### Goal
Could you write out every record below exactly, leaving out any pictures?

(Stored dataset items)
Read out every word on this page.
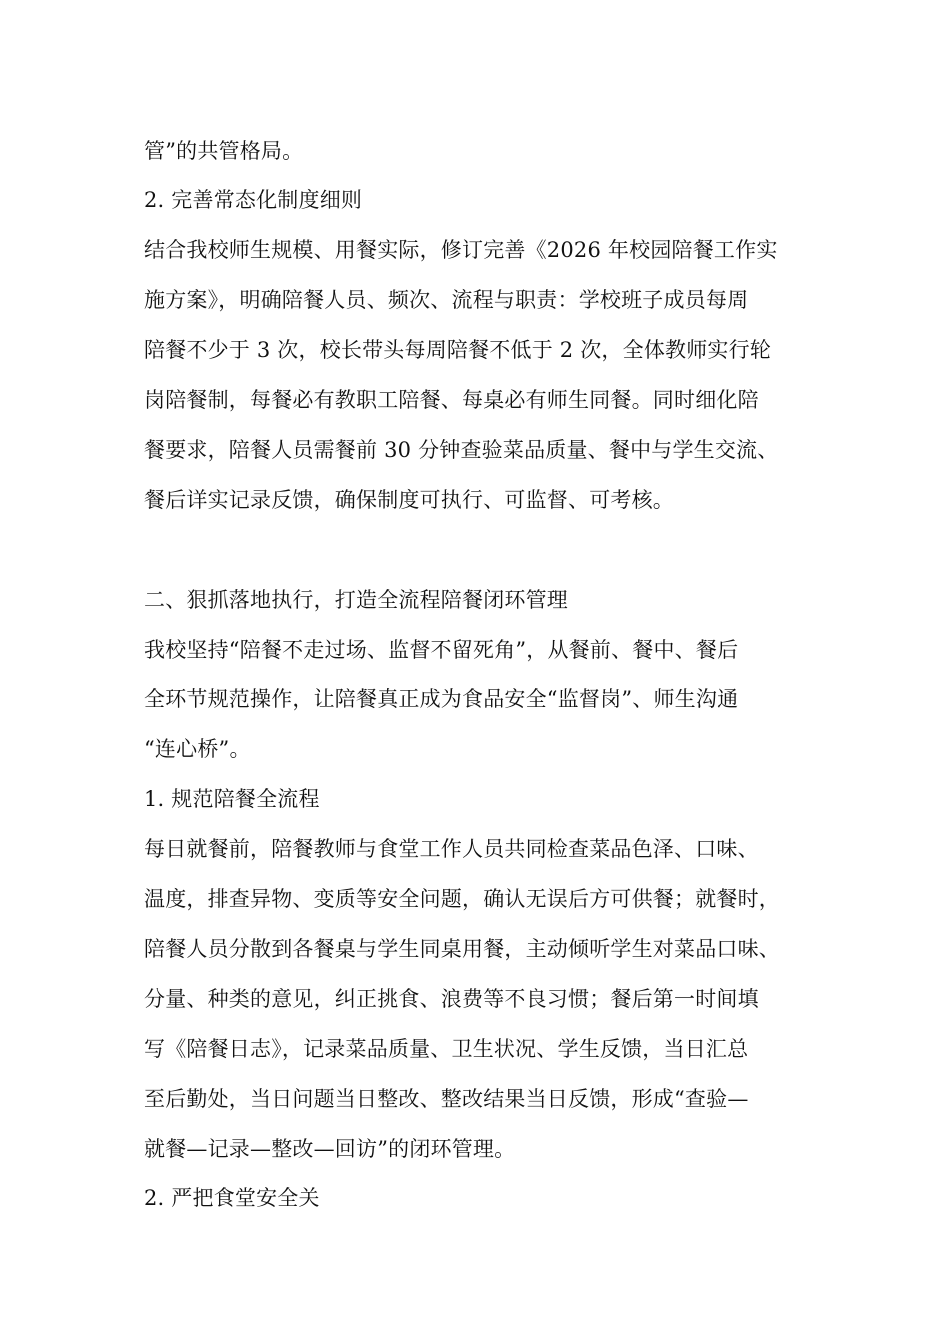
管”的共管格局。
2. 完善常态化制度细则
结合我校师生规模、用餐实际，修订完善《2026 年校园陪餐工作实
施方案》，明确陪餐人员、频次、流程与职责：学校班子成员每周
陪餐不少于 3 次，校长带头每周陪餐不低于 2 次，全体教师实行轮
岗陪餐制，每餐必有教职工陪餐、每桌必有师生同餐。同时细化陪
餐要求，陪餐人员需餐前 30 分钟查验菜品质量、餐中与学生交流、
餐后详实记录反馈，确保制度可执行、可监督、可考核。
二、狠抓落地执行，打造全流程陪餐闭环管理
我校坚持“陪餐不走过场、监督不留死角”，从餐前、餐中、餐后
全环节规范操作，让陪餐真正成为食品安全“监督岗”、师生沟通
“连心桥”。
1. 规范陪餐全流程
每日就餐前，陪餐教师与食堂工作人员共同检查菜品色泽、口味、
温度，排查异物、变质等安全问题，确认无误后方可供餐；就餐时，
陪餐人员分散到各餐桌与学生同桌用餐，主动倾听学生对菜品口味、
分量、种类的意见，纠正挑食、浪费等不良习惯；餐后第一时间填
写《陪餐日志》，记录菜品质量、卫生状况、学生反馈，当日汇总
至后勤处，当日问题当日整改、整改结果当日反馈，形成“查验—
就餐—记录—整改—回访”的闭环管理。
2. 严把食堂安全关
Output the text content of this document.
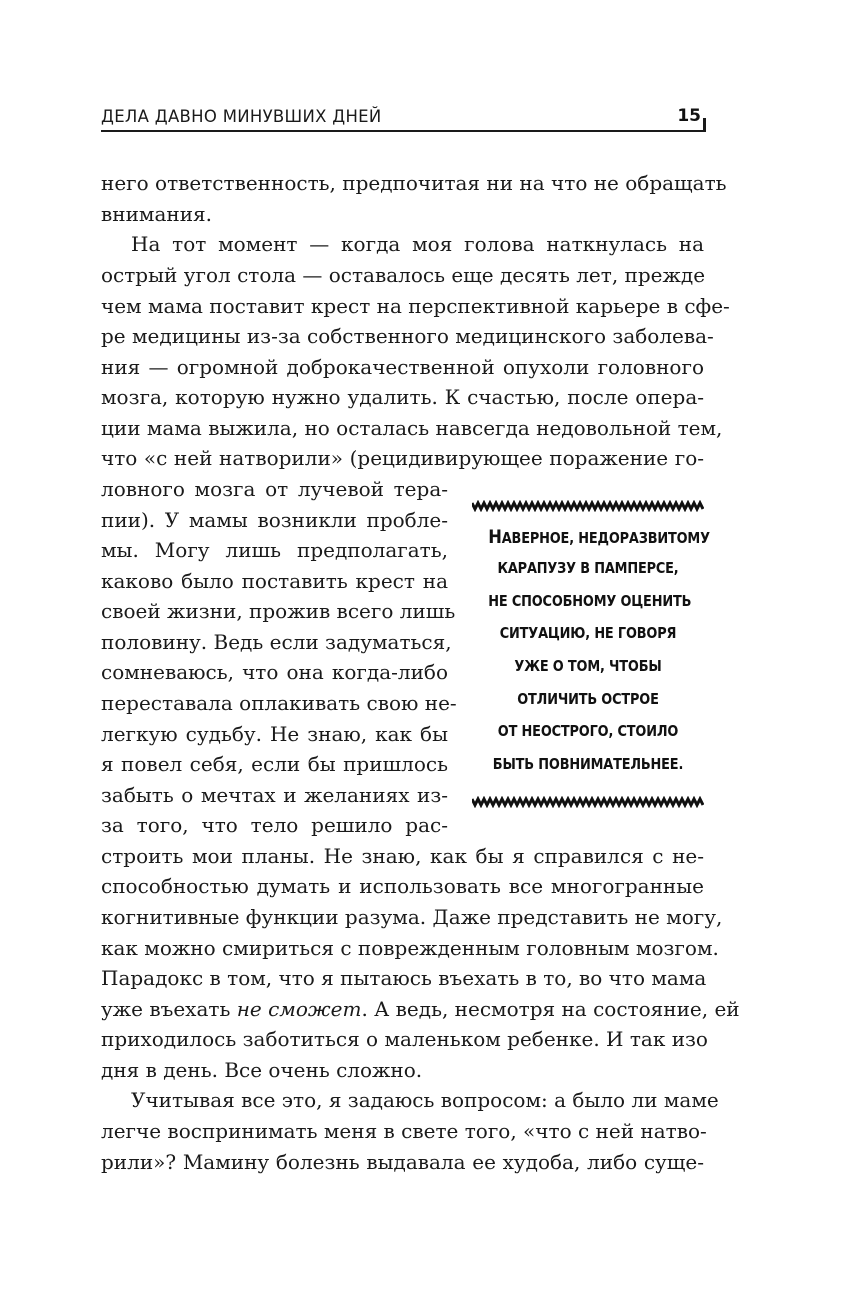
ДЕЛА ДАВНО МИНУВШИХ ДНЕЙ	15
него ответственность, предпочитая ни на что не обращать
внимания.
На тот момент — когда моя голова наткнулась на
острый угол стола — оставалось еще десять лет, прежде
чем мама поставит крест на перспективной карьере в сфе-
ре медицины из-за собственного медицинского заболева-
ния — огромной доброкачественной опухоли головного
мозга, которую нужно удалить. К счастью, после опера-
ции мама выжила, но осталась навсегда недовольной тем,
что «с ней натворили» (рецидивирующее поражение го-
ловного мозга от лучевой тера-
пии). У мамы возникли пробле-
мы. Могу лишь предполагать,
каково было поставить крест на
своей жизни, прожив всего лишь
половину. Ведь если задуматься,
сомневаюсь, что она когда-либо
переставала оплакивать свою не-
легкую судьбу. Не знаю, как бы
я повел себя, если бы пришлось
забыть о мечтах и желаниях из-
за того, что тело решило рас-
строить мои планы. Не знаю, как бы я справился с не-
способностью думать и использовать все многогранные
когнитивные функции разума. Даже представить не могу,
как можно смириться с поврежденным головным мозгом.
Парадокс в том, что я пытаюсь въехать в то, во что мама
уже въехать не сможет. А ведь, несмотря на состояние, ей
приходилось заботиться о маленьком ребенке. И так изо
дня в день. Все очень сложно.
Учитывая все это, я задаюсь вопросом: а было ли маме
легче воспринимать меня в свете того, «что с ней натво-
рили»? Мамину болезнь выдавала ее худоба, либо суще-
НАВЕРНОЕ, НЕДОРАЗВИТОМУ
КАРАПУЗУ В ПАМПЕРСЕ,
НЕ СПОСОБНОМУ ОЦЕНИТЬ
СИТУАЦИЮ, НЕ ГОВОРЯ
УЖЕ О ТОМ, ЧТОБЫ
ОТЛИЧИТЬ ОСТРОЕ
ОТ НЕОСТРОГО, СТОИЛО
БЫТЬ ПОВНИМАТЕЛЬНЕЕ.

### Answer to this exercise
Read out every word on this page.
管”的共管格局。
2. 完善常态化制度细则
结合我校师生规模、用餐实际，修订完善《2026 年校园陪餐工作实
施方案》，明确陪餐人员、频次、流程与职责：学校班子成员每周
陪餐不少于 3 次，校长带头每周陪餐不低于 2 次，全体教师实行轮
岗陪餐制，每餐必有教职工陪餐、每桌必有师生同餐。同时细化陪
餐要求，陪餐人员需餐前 30 分钟查验菜品质量、餐中与学生交流、
餐后详实记录反馈，确保制度可执行、可监督、可考核。
二、狠抓落地执行，打造全流程陪餐闭环管理
我校坚持“陪餐不走过场、监督不留死角”，从餐前、餐中、餐后
全环节规范操作，让陪餐真正成为食品安全“监督岗”、师生沟通
“连心桥”。
1. 规范陪餐全流程
每日就餐前，陪餐教师与食堂工作人员共同检查菜品色泽、口味、
温度，排查异物、变质等安全问题，确认无误后方可供餐；就餐时，
陪餐人员分散到各餐桌与学生同桌用餐，主动倾听学生对菜品口味、
分量、种类的意见，纠正挑食、浪费等不良习惯；餐后第一时间填
写《陪餐日志》，记录菜品质量、卫生状况、学生反馈，当日汇总
至后勤处，当日问题当日整改、整改结果当日反馈，形成“查验—
就餐—记录—整改—回访”的闭环管理。
2. 严把食堂安全关
Output the text content of this document.
ДЕЛА ДАВНО МИНУВШИХ ДНЕЙ	15
него ответственность, предпочитая ни на что не обращать
внимания.
На тот момент — когда моя голова наткнулась на
острый угол стола — оставалось еще десять лет, прежде
чем мама поставит крест на перспективной карьере в сфе-
ре медицины из-за собственного медицинского заболева-
ния — огромной доброкачественной опухоли головного
мозга, которую нужно удалить. К счастью, после опера-
ции мама выжила, но осталась навсегда недовольной тем,
что «с ней натворили» (рецидивирующее поражение го-
ловного мозга от лучевой тера-
пии). У мамы возникли пробле-
мы. Могу лишь предполагать,
каково было поставить крест на
своей жизни, прожив всего лишь
половину. Ведь если задуматься,
сомневаюсь, что она когда-либо
переставала оплакивать свою не-
легкую судьбу. Не знаю, как бы
я повел себя, если бы пришлось
забыть о мечтах и желаниях из-
за того, что тело решило рас-
строить мои планы. Не знаю, как бы я справился с не-
способностью думать и использовать все многогранные
когнитивные функции разума. Даже представить не могу,
как можно смириться с поврежденным головным мозгом.
Парадокс в том, что я пытаюсь въехать в то, во что мама
уже въехать не сможет. А ведь, несмотря на состояние, ей
приходилось заботиться о маленьком ребенке. И так изо
дня в день. Все очень сложно.
Учитывая все это, я задаюсь вопросом: а было ли маме
легче воспринимать меня в свете того, «что с ней натво-
рили»? Мамину болезнь выдавала ее худоба, либо суще-
НАВЕРНОЕ, НЕДОРАЗВИТОМУ
КАРАПУЗУ В ПАМПЕРСЕ,
НЕ СПОСОБНОМУ ОЦЕНИТЬ
СИТУАЦИЮ, НЕ ГОВОРЯ
УЖЕ О ТОМ, ЧТОБЫ
ОТЛИЧИТЬ ОСТРОЕ
ОТ НЕОСТРОГО, СТОИЛО
БЫТЬ ПОВНИМАТЕЛЬНЕЕ.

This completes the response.